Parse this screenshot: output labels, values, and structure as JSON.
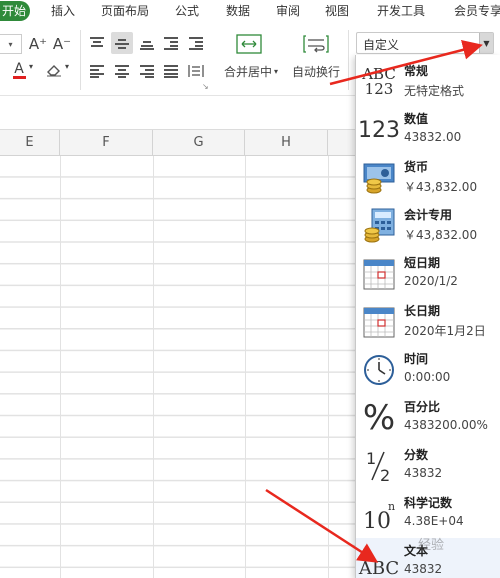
{
  "menu": {
    "tabs": [
      {
        "label": "开始",
        "active": true
      },
      {
        "label": "插入"
      },
      {
        "label": "页面布局"
      },
      {
        "label": "公式"
      },
      {
        "label": "数据"
      },
      {
        "label": "审阅"
      },
      {
        "label": "视图"
      },
      {
        "label": "开发工具"
      },
      {
        "label": "会员专享"
      }
    ]
  },
  "ribbon": {
    "font_increase": "A⁺",
    "font_decrease": "A⁻",
    "font_color": "A",
    "merge_center_label": "合并居中",
    "wrap_text_label": "自动换行",
    "number_format_value": "自定义"
  },
  "columns": [
    "E",
    "F",
    "G",
    "H"
  ],
  "format_menu": {
    "items": [
      {
        "name": "常规",
        "sample": "无特定格式",
        "icon": "abc-123-icon"
      },
      {
        "name": "数值",
        "sample": "43832.00",
        "icon": "number-123-icon"
      },
      {
        "name": "货币",
        "sample": "￥43,832.00",
        "icon": "currency-icon"
      },
      {
        "name": "会计专用",
        "sample": "￥43,832.00",
        "icon": "accounting-icon"
      },
      {
        "name": "短日期",
        "sample": "2020/1/2",
        "icon": "short-date-calendar-icon"
      },
      {
        "name": "长日期",
        "sample": "2020年1月2日",
        "icon": "long-date-calendar-icon"
      },
      {
        "name": "时间",
        "sample": "0:00:00",
        "icon": "clock-icon"
      },
      {
        "name": "百分比",
        "sample": "4383200.00%",
        "icon": "percent-icon"
      },
      {
        "name": "分数",
        "sample": "43832",
        "icon": "fraction-icon"
      },
      {
        "name": "科学记数",
        "sample": "4.38E+04",
        "icon": "scientific-icon"
      },
      {
        "name": "文本",
        "sample": "43832",
        "icon": "text-abc-icon"
      }
    ]
  },
  "watermark": "经验"
}
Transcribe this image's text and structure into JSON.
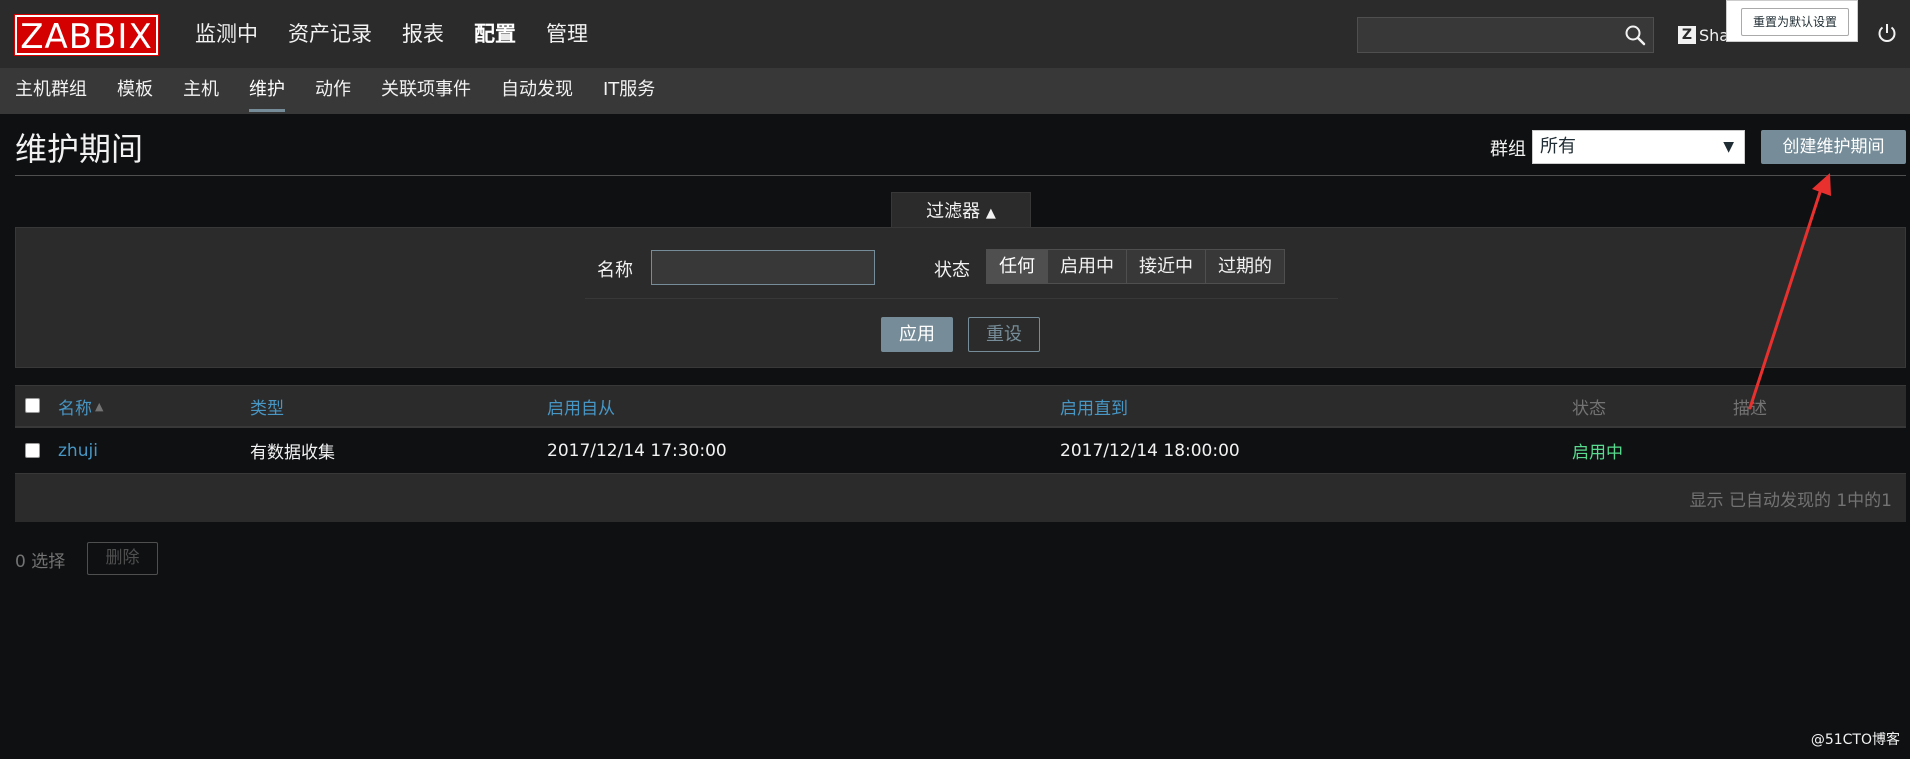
{
  "app": {
    "logo": "ZABBIX",
    "main_menu": [
      {
        "label": "监测中",
        "active": false
      },
      {
        "label": "资产记录",
        "active": false
      },
      {
        "label": "报表",
        "active": false
      },
      {
        "label": "配置",
        "active": true
      },
      {
        "label": "管理",
        "active": false
      }
    ],
    "search_value": "",
    "share_label": "Shar",
    "tooltip_button": "重置为默认设置"
  },
  "submenu": [
    {
      "label": "主机群组",
      "active": false
    },
    {
      "label": "模板",
      "active": false
    },
    {
      "label": "主机",
      "active": false
    },
    {
      "label": "维护",
      "active": true
    },
    {
      "label": "动作",
      "active": false
    },
    {
      "label": "关联项事件",
      "active": false
    },
    {
      "label": "自动发现",
      "active": false
    },
    {
      "label": "IT服务",
      "active": false
    }
  ],
  "header": {
    "title": "维护期间",
    "group_label": "群组",
    "group_value": "所有",
    "create_button": "创建维护期间"
  },
  "filter": {
    "tab_label": "过滤器",
    "name_label": "名称",
    "name_value": "",
    "state_label": "状态",
    "state_options": [
      {
        "label": "任何",
        "selected": true
      },
      {
        "label": "启用中",
        "selected": false
      },
      {
        "label": "接近中",
        "selected": false
      },
      {
        "label": "过期的",
        "selected": false
      }
    ],
    "apply_label": "应用",
    "reset_label": "重设"
  },
  "table": {
    "headers": {
      "name": "名称",
      "type": "类型",
      "active_since": "启用自从",
      "active_till": "启用直到",
      "state": "状态",
      "description": "描述"
    },
    "rows": [
      {
        "name": "zhuji",
        "type": "有数据收集",
        "active_since": "2017/12/14 17:30:00",
        "active_till": "2017/12/14 18:00:00",
        "state": "启用中",
        "description": ""
      }
    ],
    "footer": "显示 已自动发现的 1中的1"
  },
  "bulk": {
    "selected": "0 选择",
    "delete_label": "删除"
  },
  "watermark": "@51CTO博客",
  "colors": {
    "brand_red": "#d40000",
    "link_blue": "#4796c4",
    "status_green": "#59db8f",
    "button_slate": "#768d99",
    "annotation_red": "#e8312f"
  }
}
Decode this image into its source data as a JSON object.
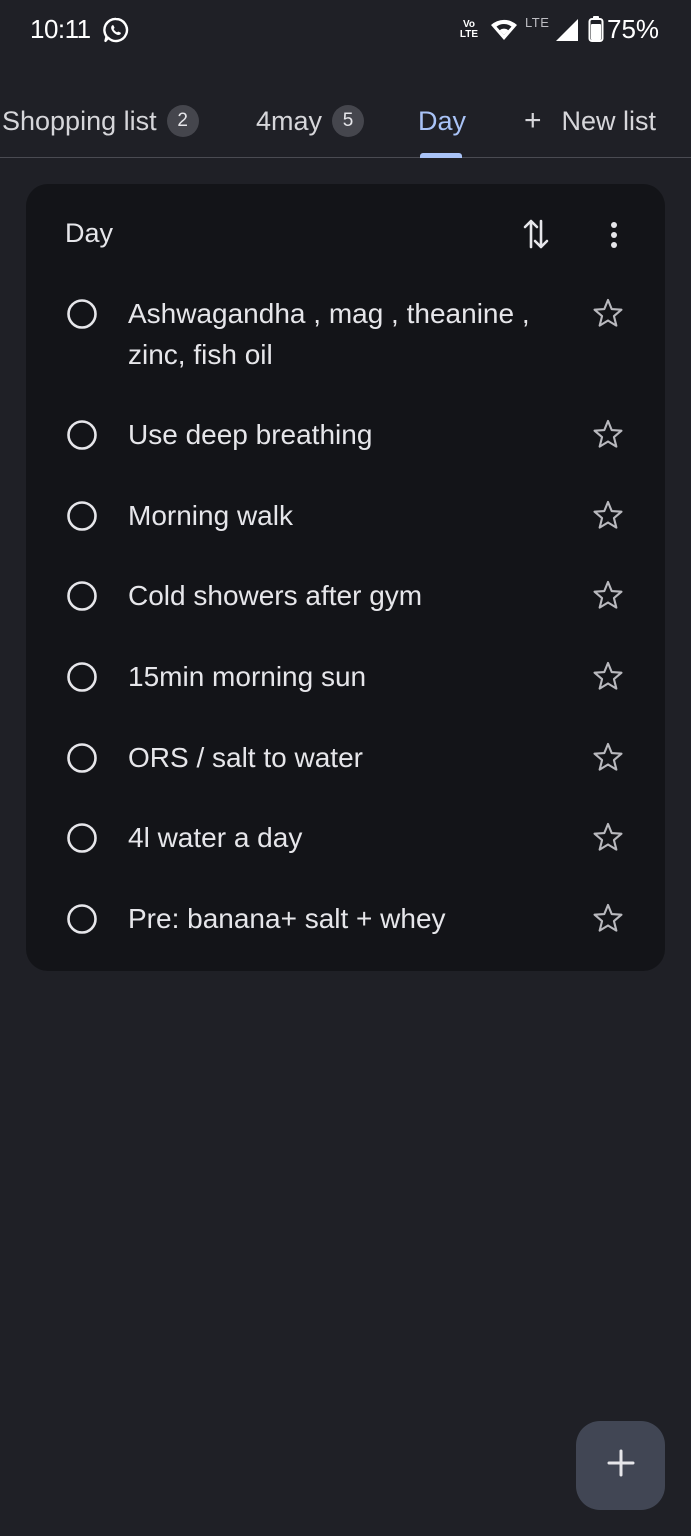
{
  "status_bar": {
    "time": "10:11",
    "volte_line1": "Vo",
    "volte_line2": "LTE",
    "network": "LTE",
    "battery": "75%",
    "icons": [
      "whatsapp-icon",
      "volte-icon",
      "wifi-icon",
      "signal-icon",
      "battery-icon"
    ]
  },
  "tabs": [
    {
      "label": "Shopping list",
      "count": "2"
    },
    {
      "label": "4may",
      "count": "5"
    },
    {
      "label": "Day",
      "active": true
    },
    {
      "label": "New list",
      "icon": "plus-icon"
    }
  ],
  "list": {
    "title": "Day",
    "tasks": [
      {
        "text": "Ashwagandha , mag , theanine  , zinc, fish oil",
        "starred": false
      },
      {
        "text": "Use deep breathing",
        "starred": false
      },
      {
        "text": "Morning walk",
        "starred": false
      },
      {
        "text": "Cold showers after gym",
        "starred": false
      },
      {
        "text": "15min morning sun",
        "starred": false
      },
      {
        "text": "ORS / salt to water",
        "starred": false
      },
      {
        "text": "4l water a day",
        "starred": false
      },
      {
        "text": "Pre: banana+ salt + whey",
        "starred": false
      }
    ]
  },
  "colors": {
    "background": "#1f2026",
    "card": "#131418",
    "accent": "#a9c3f7",
    "fab": "#414654"
  }
}
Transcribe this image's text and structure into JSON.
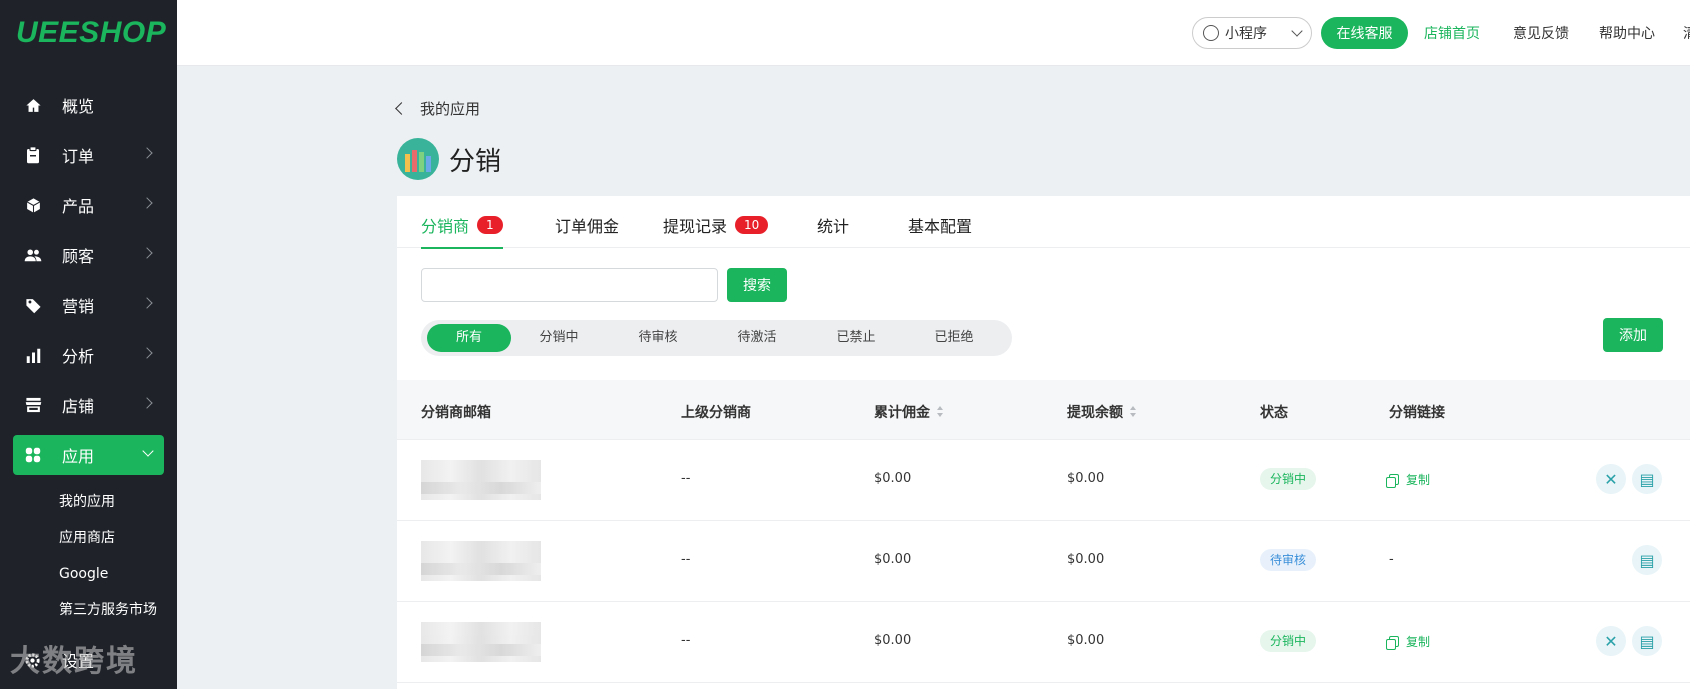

================================

_TASK OBJECTIVE_
Make a verbatim copy of all the entries and strip out the pictures.

_TASK OUTPUT_
Parse this screenshot: output labels, values, and structure as JSON.
{
  "menu": {
    "tabs": [
      {
        "label": "开始",
        "active": true
      },
      {
        "label": "插入"
      },
      {
        "label": "页面布局"
      },
      {
        "label": "公式"
      },
      {
        "label": "数据"
      },
      {
        "label": "审阅"
      },
      {
        "label": "视图"
      },
      {
        "label": "开发工具"
      },
      {
        "label": "会员专享"
      }
    ]
  },
  "ribbon": {
    "font_increase": "A⁺",
    "font_decrease": "A⁻",
    "font_color": "A",
    "merge_center_label": "合并居中",
    "wrap_text_label": "自动换行",
    "number_format_value": "自定义"
  },
  "columns": [
    "E",
    "F",
    "G",
    "H"
  ],
  "format_menu": {
    "items": [
      {
        "name": "常规",
        "sample": "无特定格式",
        "icon": "abc-123-icon"
      },
      {
        "name": "数值",
        "sample": "43832.00",
        "icon": "number-123-icon"
      },
      {
        "name": "货币",
        "sample": "￥43,832.00",
        "icon": "currency-icon"
      },
      {
        "name": "会计专用",
        "sample": "￥43,832.00",
        "icon": "accounting-icon"
      },
      {
        "name": "短日期",
        "sample": "2020/1/2",
        "icon": "short-date-calendar-icon"
      },
      {
        "name": "长日期",
        "sample": "2020年1月2日",
        "icon": "long-date-calendar-icon"
      },
      {
        "name": "时间",
        "sample": "0:00:00",
        "icon": "clock-icon"
      },
      {
        "name": "百分比",
        "sample": "4383200.00%",
        "icon": "percent-icon"
      },
      {
        "name": "分数",
        "sample": "43832",
        "icon": "fraction-icon"
      },
      {
        "name": "科学记数",
        "sample": "4.38E+04",
        "icon": "scientific-icon"
      },
      {
        "name": "文本",
        "sample": "43832",
        "icon": "text-abc-icon"
      }
    ]
  },
  "watermark": "经验"
}
Transcribe this image's text and structure into JSON.
{
  "app": {
    "logo": "ZABBIX",
    "main_menu": [
      {
        "label": "监测中",
        "active": false
      },
      {
        "label": "资产记录",
        "active": false
      },
      {
        "label": "报表",
        "active": false
      },
      {
        "label": "配置",
        "active": true
      },
      {
        "label": "管理",
        "active": false
      }
    ],
    "search_value": "",
    "share_label": "Shar",
    "tooltip_button": "重置为默认设置"
  },
  "submenu": [
    {
      "label": "主机群组",
      "active": false
    },
    {
      "label": "模板",
      "active": false
    },
    {
      "label": "主机",
      "active": false
    },
    {
      "label": "维护",
      "active": true
    },
    {
      "label": "动作",
      "active": false
    },
    {
      "label": "关联项事件",
      "active": false
    },
    {
      "label": "自动发现",
      "active": false
    },
    {
      "label": "IT服务",
      "active": false
    }
  ],
  "header": {
    "title": "维护期间",
    "group_label": "群组",
    "group_value": "所有",
    "create_button": "创建维护期间"
  },
  "filter": {
    "tab_label": "过滤器",
    "name_label": "名称",
    "name_value": "",
    "state_label": "状态",
    "state_options": [
      {
        "label": "任何",
        "selected": true
      },
      {
        "label": "启用中",
        "selected": false
      },
      {
        "label": "接近中",
        "selected": false
      },
      {
        "label": "过期的",
        "selected": false
      }
    ],
    "apply_label": "应用",
    "reset_label": "重设"
  },
  "table": {
    "headers": {
      "name": "名称",
      "type": "类型",
      "active_since": "启用自从",
      "active_till": "启用直到",
      "state": "状态",
      "description": "描述"
    },
    "rows": [
      {
        "name": "zhuji",
        "type": "有数据收集",
        "active_since": "2017/12/14 17:30:00",
        "active_till": "2017/12/14 18:00:00",
        "state": "启用中",
        "description": ""
      }
    ],
    "footer": "显示 已自动发现的 1中的1"
  },
  "bulk": {
    "selected": "0 选择",
    "delete_label": "删除"
  },
  "watermark": "@51CTO博客",
  "colors": {
    "brand_red": "#d40000",
    "link_blue": "#4796c4",
    "status_green": "#59db8f",
    "button_slate": "#768d99",
    "annotation_red": "#e8312f"
  }
}
Decode this image into its source data as a JSON object.
{
  "status_bar": {
    "time": "10:11",
    "volte_line1": "Vo",
    "volte_line2": "LTE",
    "network": "LTE",
    "battery": "75%",
    "icons": [
      "whatsapp-icon",
      "volte-icon",
      "wifi-icon",
      "signal-icon",
      "battery-icon"
    ]
  },
  "tabs": [
    {
      "label": "Shopping list",
      "count": "2"
    },
    {
      "label": "4may",
      "count": "5"
    },
    {
      "label": "Day",
      "active": true
    },
    {
      "label": "New list",
      "icon": "plus-icon"
    }
  ],
  "list": {
    "title": "Day",
    "tasks": [
      {
        "text": "Ashwagandha , mag , theanine  , zinc, fish oil",
        "starred": false
      },
      {
        "text": "Use deep breathing",
        "starred": false
      },
      {
        "text": "Morning walk",
        "starred": false
      },
      {
        "text": "Cold showers after gym",
        "starred": false
      },
      {
        "text": "15min morning sun",
        "starred": false
      },
      {
        "text": "ORS / salt to water",
        "starred": false
      },
      {
        "text": "4l water a day",
        "starred": false
      },
      {
        "text": "Pre: banana+ salt + whey",
        "starred": false
      }
    ]
  },
  "colors": {
    "background": "#1f2026",
    "card": "#131418",
    "accent": "#a9c3f7",
    "fab": "#414654"
  }
}
Transcribe this image's text and structure into JSON.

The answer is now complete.